* **Given request**
How many of the lines below include "label"? Give the number and no other words.
━━ Information given ━━
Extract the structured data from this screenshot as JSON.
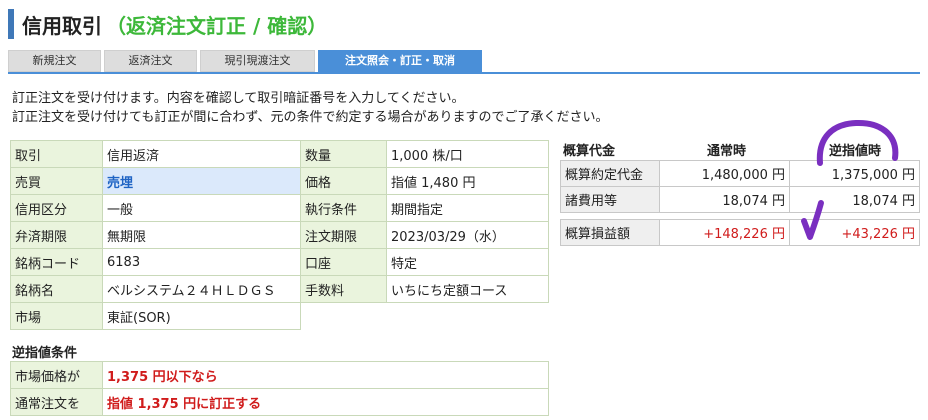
{
  "header": {
    "title": "信用取引",
    "subtitle": "（返済注文訂正 / 確認）"
  },
  "tabs": [
    {
      "label": "新規注文"
    },
    {
      "label": "返済注文"
    },
    {
      "label": "現引現渡注文"
    },
    {
      "label": "注文照会・訂正・取消",
      "active": true
    }
  ],
  "notice": {
    "line1": "訂正注文を受け付けます。内容を確認して取引暗証番号を入力してください。",
    "line2": "訂正注文を受け付けても訂正が間に合わず、元の条件で約定する場合がありますのでご了承ください。"
  },
  "order": {
    "rows": [
      {
        "l1": "取引",
        "v1": "信用返済",
        "l2": "数量",
        "v2": "1,000 株/口"
      },
      {
        "l1": "売買",
        "v1": "売埋",
        "l2": "価格",
        "v2": "指値 1,480 円"
      },
      {
        "l1": "信用区分",
        "v1": "一般",
        "l2": "執行条件",
        "v2": "期間指定"
      },
      {
        "l1": "弁済期限",
        "v1": "無期限",
        "l2": "注文期限",
        "v2": "2023/03/29（水）"
      },
      {
        "l1": "銘柄コード",
        "v1": "6183",
        "l2": "口座",
        "v2": "特定"
      },
      {
        "l1": "銘柄名",
        "v1": "ベルシステム２４ＨＬＤＧＳ",
        "l2": "手数料",
        "v2": "いちにち定額コース"
      },
      {
        "l1": "市場",
        "v1": "東証(SOR)"
      }
    ]
  },
  "stop_conditions": {
    "title": "逆指値条件",
    "rows": [
      {
        "label": "市場価格が",
        "value": "1,375 円以下なら"
      },
      {
        "label": "通常注文を",
        "value": "指値 1,375 円に訂正する"
      }
    ]
  },
  "estimate": {
    "title": "概算代金",
    "col_normal": "通常時",
    "col_stop": "逆指値時",
    "rows": [
      {
        "label": "概算約定代金",
        "normal": "1,480,000 円",
        "stop": "1,375,000 円"
      },
      {
        "label": "諸費用等",
        "normal": "18,074 円",
        "stop": "18,074 円"
      }
    ],
    "pl": {
      "label": "概算損益額",
      "normal": "+148,226 円",
      "stop": "+43,226 円"
    }
  },
  "colors": {
    "accent": "#4a8fd8",
    "green": "#3db83a",
    "red": "#d01c1c",
    "marker": "#7a2fc0"
  }
}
━━━
* **Solution to the exercise**
9